→ **Work to be completed**: From the listing below, pull out all lines with "moving" in them.

(Lines of data)
________________

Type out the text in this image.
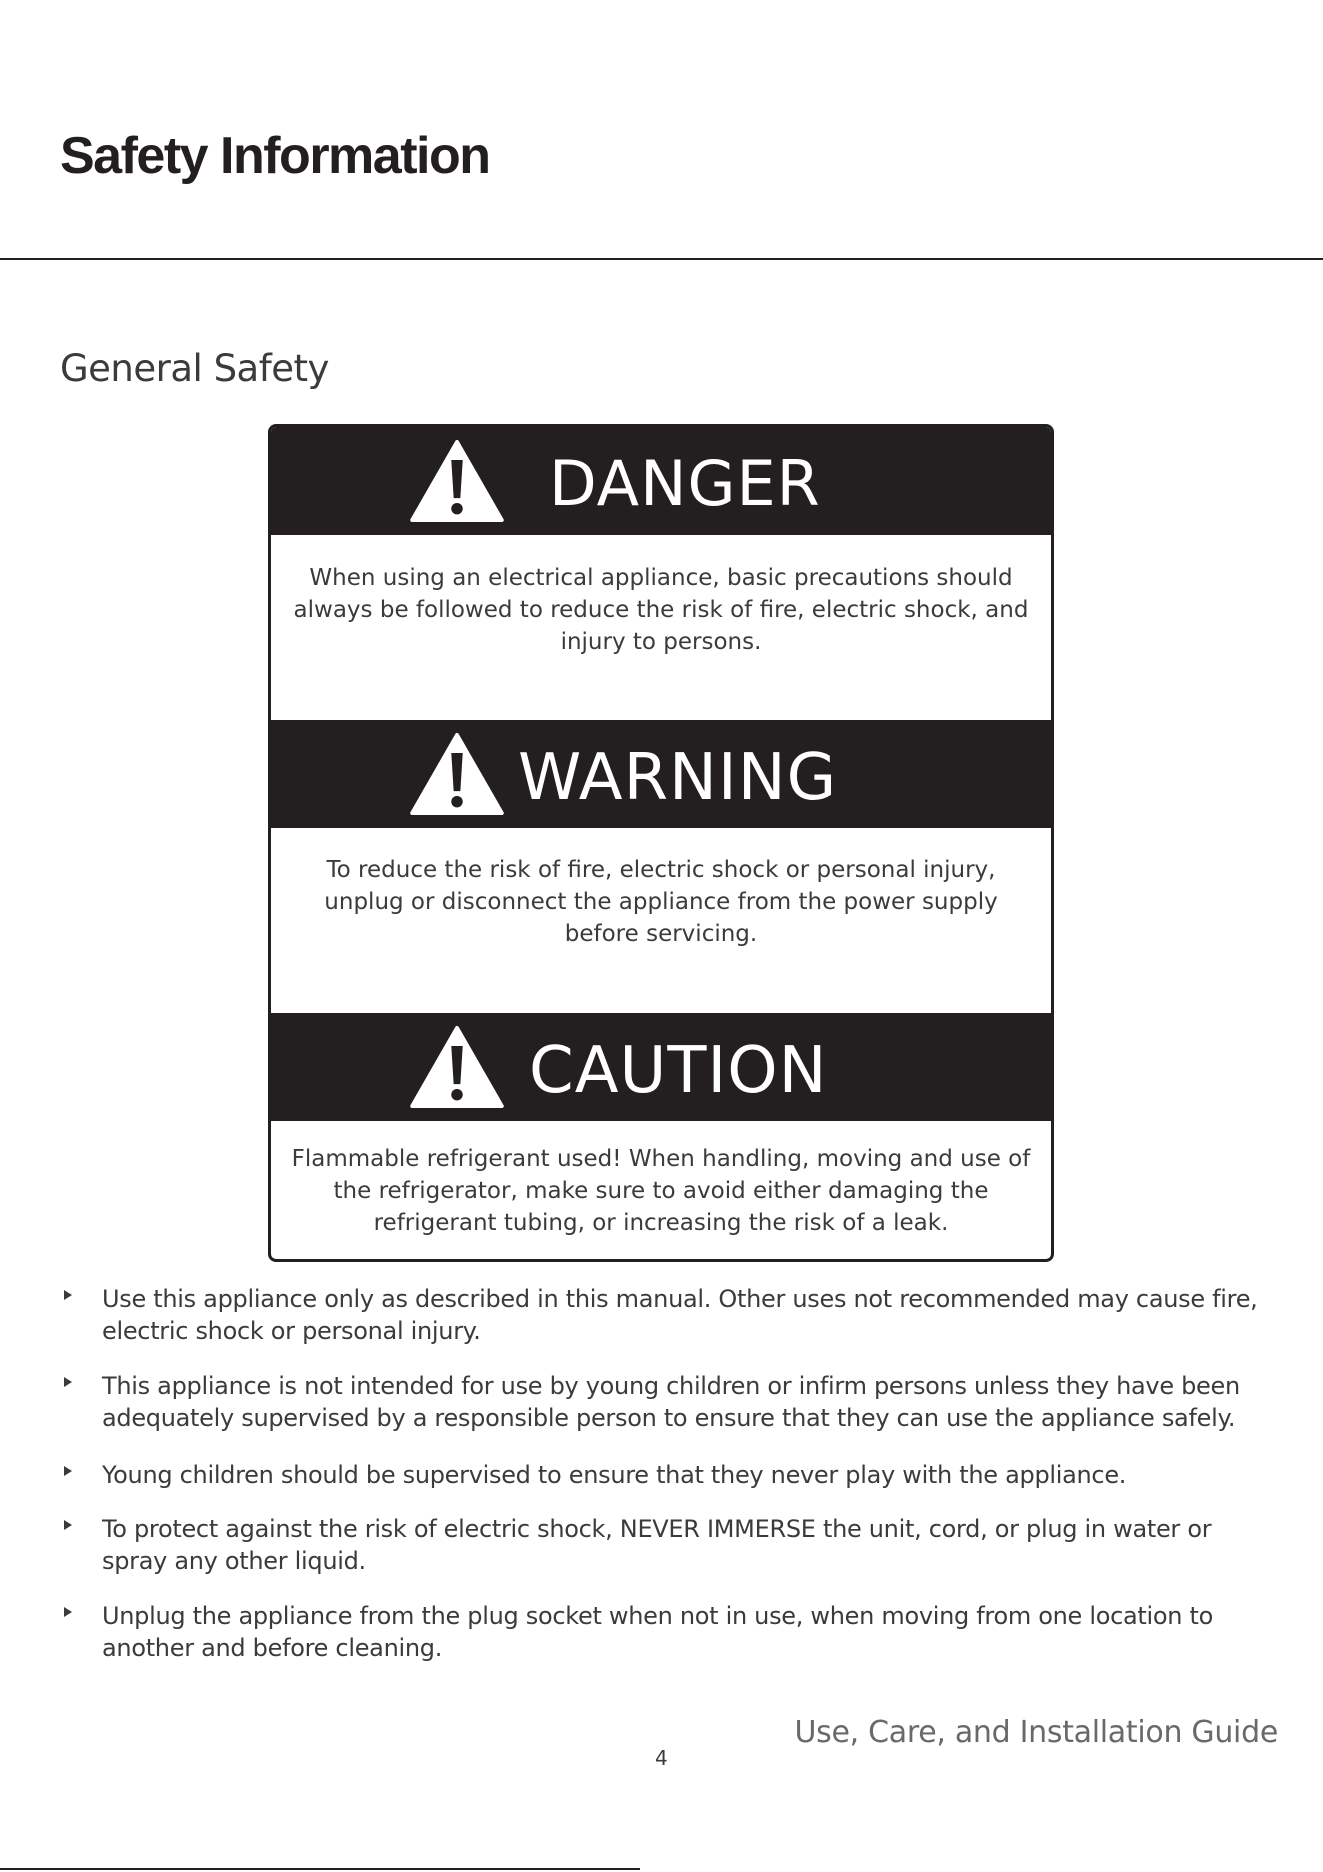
Safety Information
General Safety
DANGER

When using an electrical appliance, basic precautions should always be followed to reduce the risk of fire, electric shock, and injury to persons.

WARNING

To reduce the risk of fire, electric shock or personal injury, unplug or disconnect the appliance from the power supply before servicing.

CAUTION

Flammable refrigerant used! When handling, moving and use of the refrigerator, make sure to avoid either damaging the refrigerant tubing, or increasing the risk of a leak.

Use this appliance only as described in this manual. Other uses not recommended may cause fire, electric shock or personal injury.
This appliance is not intended for use by young children or infirm persons unless they have been adequately supervised by a responsible person to ensure that they can use the appliance safely.
Young children should be supervised to ensure that they never play with the appliance.
To protect against the risk of electric shock, NEVER IMMERSE the unit, cord, or plug in water or spray any other liquid.
Unplug the appliance from the plug socket when not in use, when moving from one location to another and before cleaning.
Use, Care, and Installation Guide
4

________________

→ **Task answer**:
Flammable refrigerant used! When handling, moving and use of the refrigerator, make sure to avoid either damaging the refrigerant tubing, or increasing the risk of a leak.
Unplug the appliance from the plug socket when not in use, when moving from one location to another and before cleaning.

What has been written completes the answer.